### DESCRIPTION OF THE TASK
Collect all lines from the listing that include the string "Orchestration".

Extracted records
■ ■ ■ ■ ■

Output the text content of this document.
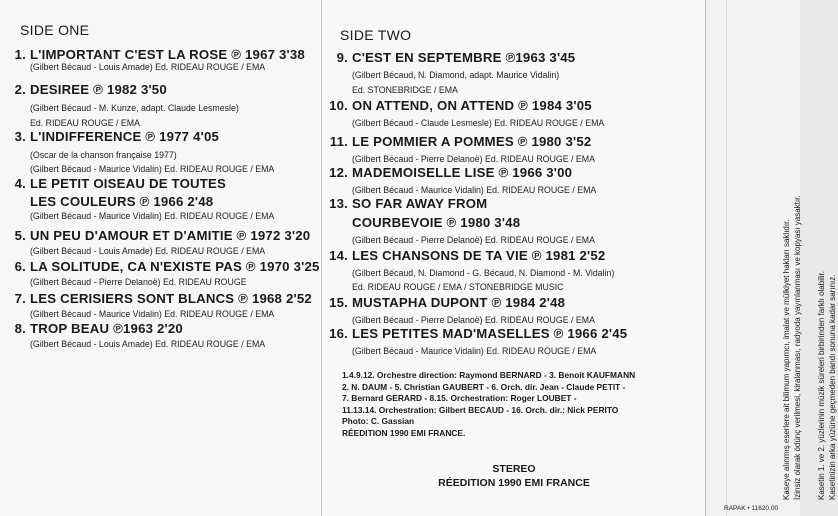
SIDE ONE	SIDE TWO
1. L'IMPORTANT C'EST LA ROSE ℗ 1967 3'38
(Gilbert Bécaud - Louis Amade) Ed. RIDEAU ROUGE / EMA
2. DESIREE ℗ 1982 3'50
(Gilbert Bécaud - M. Kunze, adapt. Claude Lesmesle)
Ed. RIDEAU ROUGE / EMA
3. L'INDIFFERENCE ℗ 1977 4'05
(Oscar de la chanson française 1977)
(Gilbert Bécaud - Maurice Vidalin) Ed. RIDEAU ROUGE / EMA
4. LE PETIT OISEAU DE TOUTES
LES COULEURS ℗ 1966 2'48
(Gilbert Bécaud - Maurice Vidalin) Ed. RIDEAU ROUGE / EMA
5. UN PEU D'AMOUR ET D'AMITIE ℗ 1972 3'20
(Gilbert Bécaud - Louis Amade) Ed. RIDEAU ROUGE / EMA
6. LA SOLITUDE, CA N'EXISTE PAS ℗ 1970 3'25
(Gilbert Bécaud - Pierre Delanoë) Ed. RIDEAU ROUGE
7. LES CERISIERS SONT BLANCS ℗ 1968 2'52
(Gilbert Bécaud - Maurice Vidalin) Ed. RIDEAU ROUGE / EMA
8. TROP BEAU ℗1963 2'20
(Gilbert Bécaud - Louis Amade) Ed. RIDEAU ROUGE / EMA
9. C'EST EN SEPTEMBRE ℗1963 3'45
(Gilbert Bécaud, N. Diamond, adapt. Maurice Vidalin)
Ed. STONEBRIDGE / EMA
10. ON ATTEND, ON ATTEND ℗ 1984 3'05
(Gilbert Bécaud - Claude Lesmesle) Ed. RIDEAU ROUGE / EMA
11. LE POMMIER A POMMES ℗ 1980 3'52
(Gilbert Bécaud - Pierre Delanoë) Ed. RIDEAU ROUGE / EMA
12. MADEMOISELLE LISE ℗ 1966 3'00
(Gilbert Bécaud - Maurice Vidalin) Ed. RIDEAU ROUGE / EMA
13. SO FAR AWAY FROM
COURBEVOIE ℗ 1980 3'48
(Gilbert Bécaud - Pierre Delanoë) Ed. RIDEAU ROUGE / EMA
14. LES CHANSONS DE TA VIE ℗ 1981 2'52
(Gilbert Bécaud, N. Diamond - G. Bécaud, N. Diamond - M. Vidalin)
Ed. RIDEAU ROUGE / EMA / STONEBRIDGE MUSIC
15. MUSTAPHA DUPONT ℗ 1984 2'48
(Gilbert Bécaud - Pierre Delanoë) Ed. RIDEAU ROUGE / EMA
16. LES PETITES MAD'MASELLES ℗ 1966 2'45
(Gilbert Bécaud - Maurice Vidalin) Ed. RIDEAU ROUGE / EMA
1.4.9.12. Orchestre direction: Raymond BERNARD - 3. Benoit KAUFMANN
2. N. DAUM - 5. Christian GAUBERT - 6. Orch. dir. Jean - Claude PETIT -
7. Bernard GERARD - 8.15. Orchestration: Roger LOUBET -
11.13.14. Orchestration: Gilbert BECAUD - 16. Orch. dir.: Nick PERITO
Photo: C. Gassian
RÉEDITION 1990 EMI FRANCE.
STEREO
RÉEDITION 1990 EMI FRANCE	Kaseye alınmış eserlere ait bilimum yapımcı, imalat ve mülkiyet hakları saklıdır. İzinsiz olarak ödünç verilmesi, kiralanması, radyoda yayınlanması ve kopyası yasaktır. Kasetin 1. ve 2. yüzlerinin müzik süreleri birbirinden farklı olabilir. Kasetinizin arka yüzüne geçmeden bandı sonuna kadar sarınız.
RAPAK • 11620.00
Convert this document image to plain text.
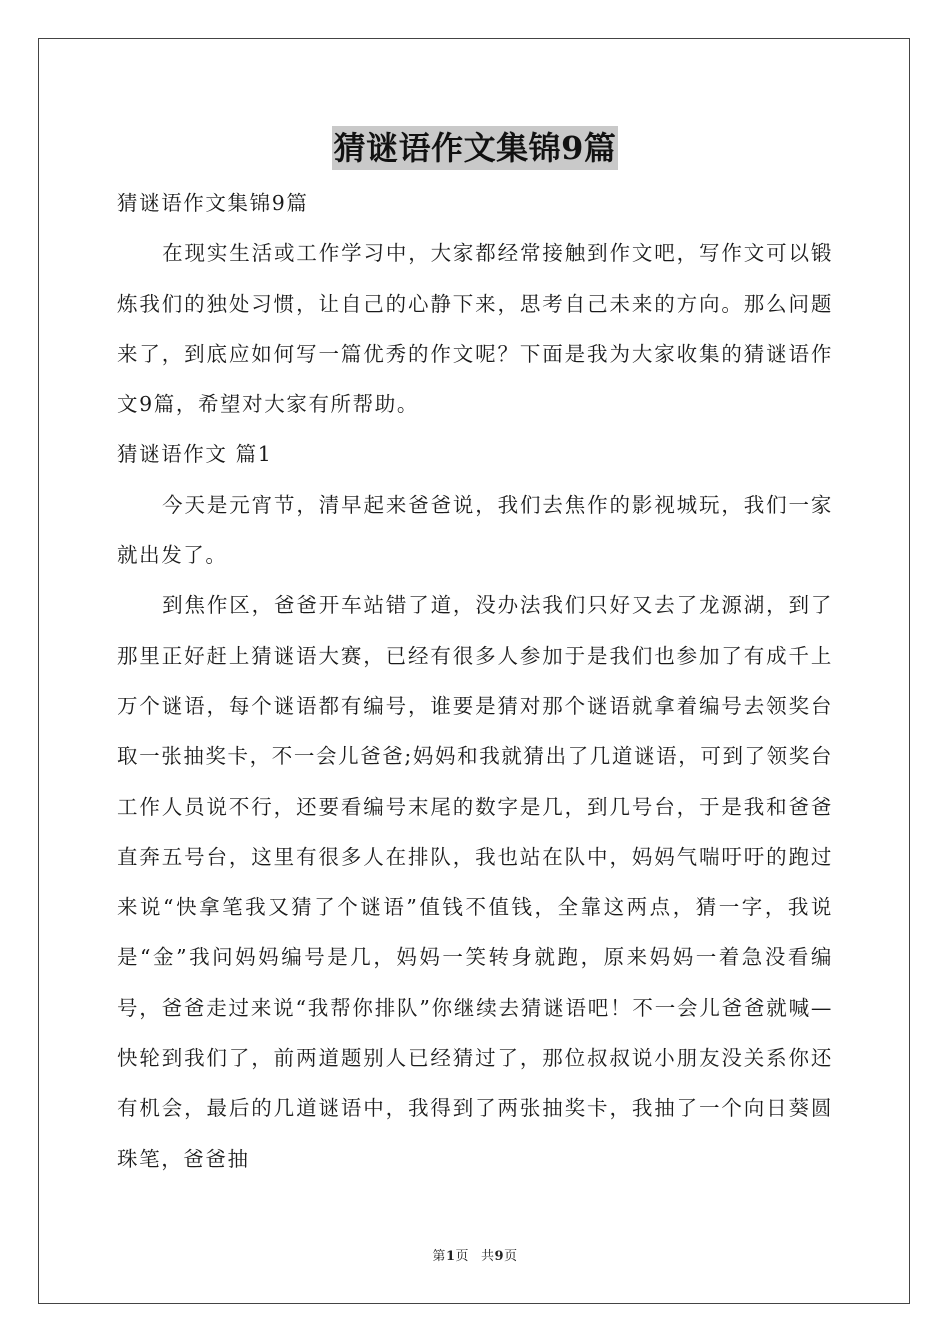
猜谜语作文集锦9篇

猜谜语作文集锦9篇

在现实生活或工作学习中，大家都经常接触到作文吧，写作文可以锻炼我们的独处习惯，让自己的心静下来，思考自己未来的方向。那么问题来了，到底应如何写一篇优秀的作文呢？下面是我为大家收集的猜谜语作文9篇，希望对大家有所帮助。

猜谜语作文 篇1

今天是元宵节，清早起来爸爸说，我们去焦作的影视城玩，我们一家就出发了。

到焦作区，爸爸开车站错了道，没办法我们只好又去了龙源湖，到了那里正好赶上猜谜语大赛，已经有很多人参加于是我们也参加了有成千上万个谜语，每个谜语都有编号，谁要是猜对那个谜语就拿着编号去领奖台取一张抽奖卡，不一会儿爸爸;妈妈和我就猜出了几道谜语，可到了领奖台工作人员说不行，还要看编号末尾的数字是几，到几号台，于是我和爸爸直奔五号台，这里有很多人在排队，我也站在队中，妈妈气喘吁吁的跑过来说“快拿笔我又猜了个谜语”值钱不值钱，全靠这两点，猜一字，我说是“金”我问妈妈编号是几，妈妈一笑转身就跑，原来妈妈一着急没看编号，爸爸走过来说“我帮你排队”你继续去猜谜语吧！不一会儿爸爸就喊—快轮到我们了，前两道题别人已经猜过了，那位叔叔说小朋友没关系你还有机会，最后的几道谜语中，我得到了两张抽奖卡，我抽了一个向日葵圆珠笔，爸爸抽

第1页 共9页
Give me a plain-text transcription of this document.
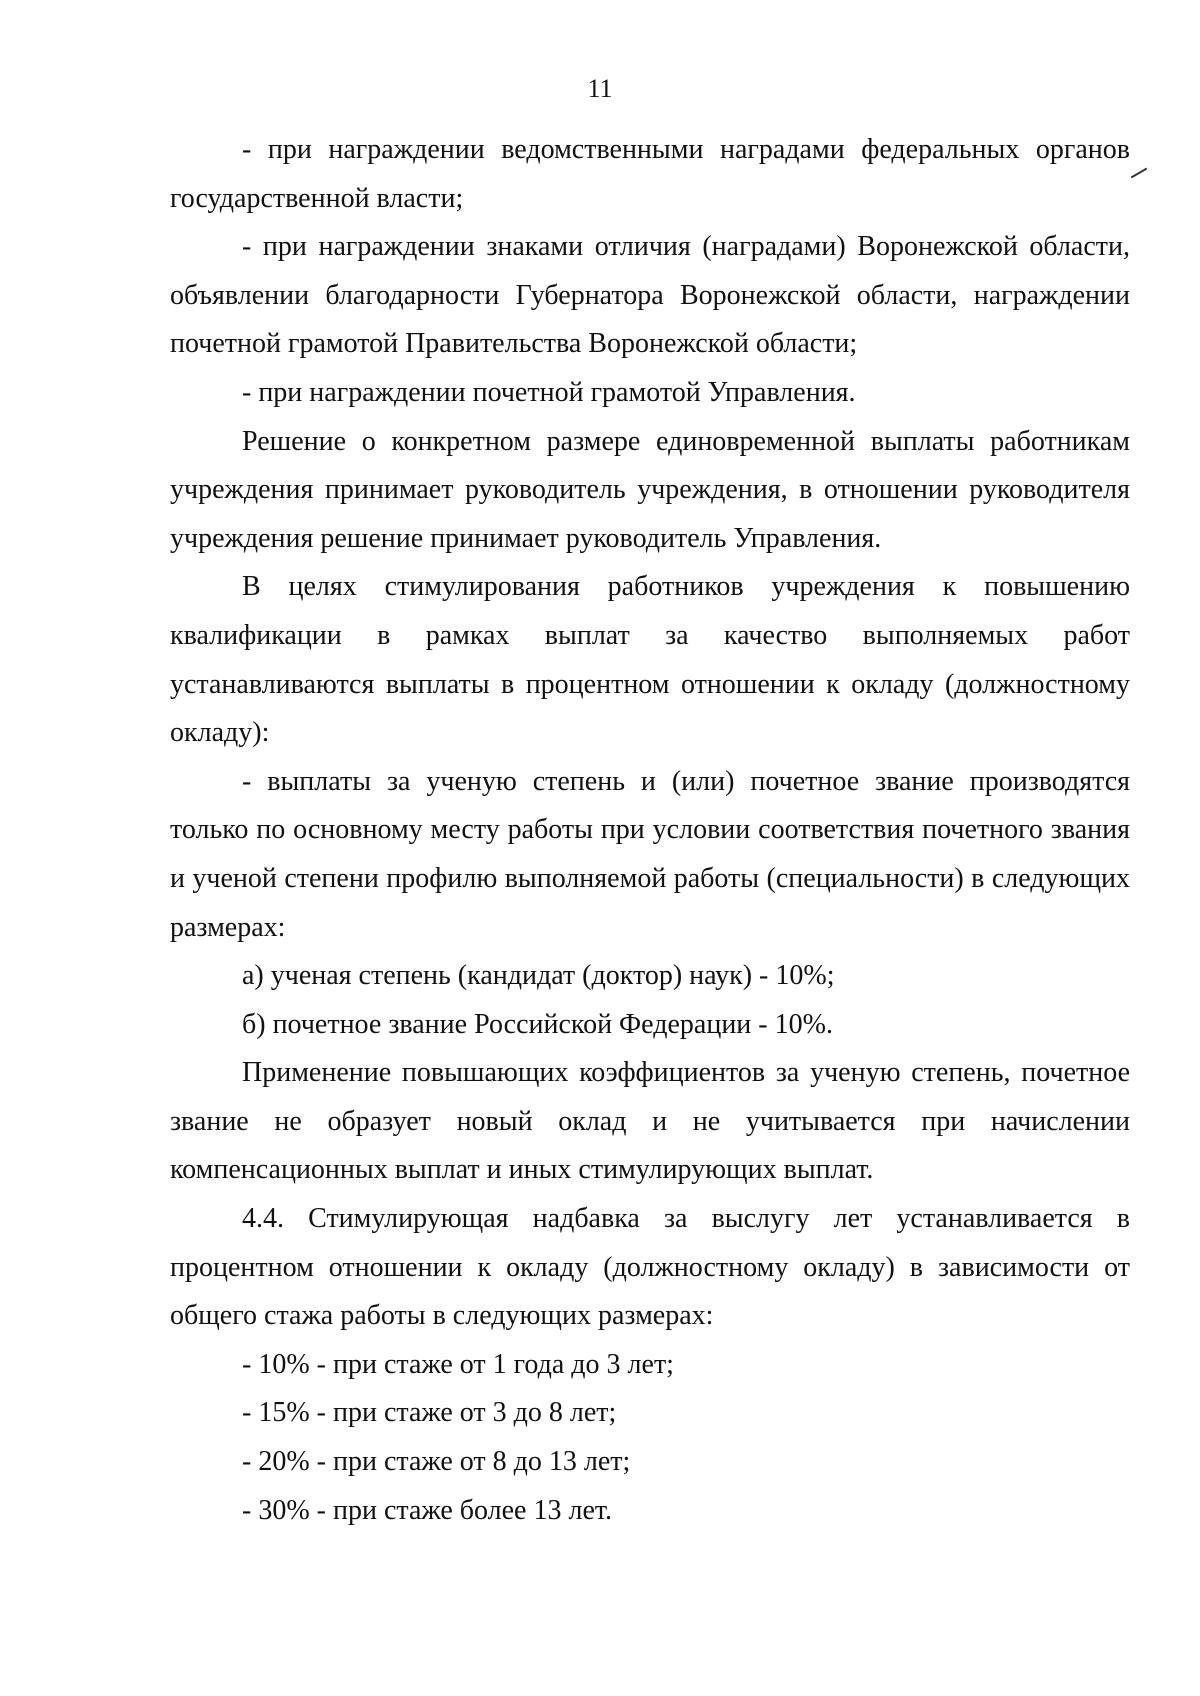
11

- при награждении ведомственными наградами федеральных органов государственной власти;

- при награждении знаками отличия (наградами) Воронежской области, объявлении благодарности Губернатора Воронежской области, награждении почетной грамотой Правительства Воронежской области;

- при награждении почетной грамотой Управления.

Решение о конкретном размере единовременной выплаты работникам учреждения принимает руководитель учреждения, в отношении руководителя учреждения решение принимает руководитель Управления.

В целях стимулирования работников учреждения к повышению квалификации в рамках выплат за качество выполняемых работ устанавливаются выплаты в процентном отношении к окладу (должностному окладу):

- выплаты за ученую степень и (или) почетное звание производятся только по основному месту работы при условии соответствия почетного звания и ученой степени профилю выполняемой работы (специальности) в следующих размерах:

а) ученая степень (кандидат (доктор) наук) - 10%;

б) почетное звание Российской Федерации - 10%.

Применение повышающих коэффициентов за ученую степень, почетное звание не образует новый оклад и не учитывается при начислении компенсационных выплат и иных стимулирующих выплат.

4.4. Стимулирующая надбавка за выслугу лет устанавливается в процентном отношении к окладу (должностному окладу) в зависимости от общего стажа работы в следующих размерах:

- 10% - при стаже от 1 года до 3 лет;

- 15% - при стаже от 3 до 8 лет;

- 20% - при стаже от 8 до 13 лет;

- 30% - при стаже более 13 лет.
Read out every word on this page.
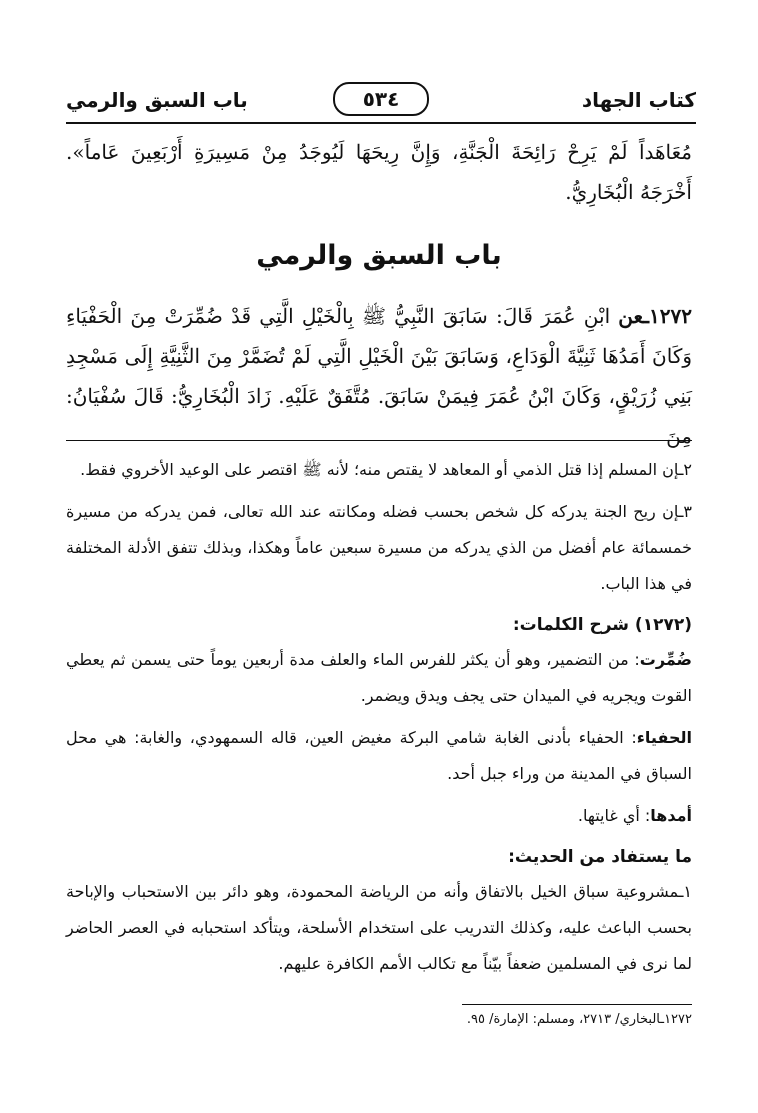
كتاب الجهاد
٥٣٤
باب السبق والرمي
مُعَاهَداً لَمْ يَرِحْ رَائِحَةَ الْجَنَّةِ، وَإِنَّ رِيحَهَا لَيُوجَدُ مِنْ مَسِيرَةِ أَرْبَعِينَ عَاماً». أَخْرَجَهُ الْبُخَارِيُّ.
باب السبق والرمي
١٢٧٢ـعن ابْنِ عُمَرَ قَالَ: سَابَقَ النَّبِيُّ ﷺ بِالْخَيْلِ الَّتِي قَدْ ضُمِّرَتْ مِنَ الْحَفْيَاءِ وَكَانَ أَمَدُهَا ثَنِيَّةَ الْوَدَاعِ، وَسَابَقَ بَيْنَ الْخَيْلِ الَّتِي لَمْ تُضَمَّرْ مِنَ الثَّنِيَّةِ إِلَى مَسْجِدِ بَنِي زُرَيْقٍ، وَكَانَ ابْنُ عُمَرَ فِيمَنْ سَابَقَ. مُتَّفَقٌ عَلَيْهِ. زَادَ الْبُخَارِيُّ: قَالَ سُفْيَانُ: مِنَ

٢ـإن المسلم إذا قتل الذمي أو المعاهد لا يقتص منه؛ لأنه ﷺ اقتصر على الوعيد الأخروي فقط.

٣ـإن ريح الجنة يدركه كل شخص بحسب فضله ومكانته عند الله تعالى، فمن يدركه من مسيرة خمسمائة عام أفضل من الذي يدركه من مسيرة سبعين عاماً وهكذا، وبذلك تتفق الأدلة المختلفة في هذا الباب.

(١٢٧٢) شرح الكلمات:

ضُمِّرت: من التضمير، وهو أن يكثر للفرس الماء والعلف مدة أربعين يوماً حتى يسمن ثم يعطي القوت ويجريه في الميدان حتى يجف ويدق ويضمر.

الحفياء: الحفياء بأدنى الغابة شامي البركة مغيض العين، قاله السمهودي، والغابة: هي محل السباق في المدينة من وراء جبل أحد.

أمدها: أي غايتها.

ما يستفاد من الحديث:

١ـمشروعية سباق الخيل بالاتفاق وأنه من الرياضة المحمودة، وهو دائر بين الاستحباب والإباحة بحسب الباعث عليه، وكذلك التدريب على استخدام الأسلحة، ويتأكد استحبابه في العصر الحاضر لما نرى في المسلمين ضعفاً بيّناً مع تكالب الأمم الكافرة عليهم.

١٢٧٢ـالبخاري/ ٢٧١٣، ومسلم: الإمارة/ ٩٥.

■ ■ ■ ■ ■

### CORRECT OUTPUT
7. Bernard GERARD - 8.15. Orchestration: Roger LOUBET -
11.13.14. Orchestration: Gilbert BECAUD - 16. Orch. dir.: Nick PERITO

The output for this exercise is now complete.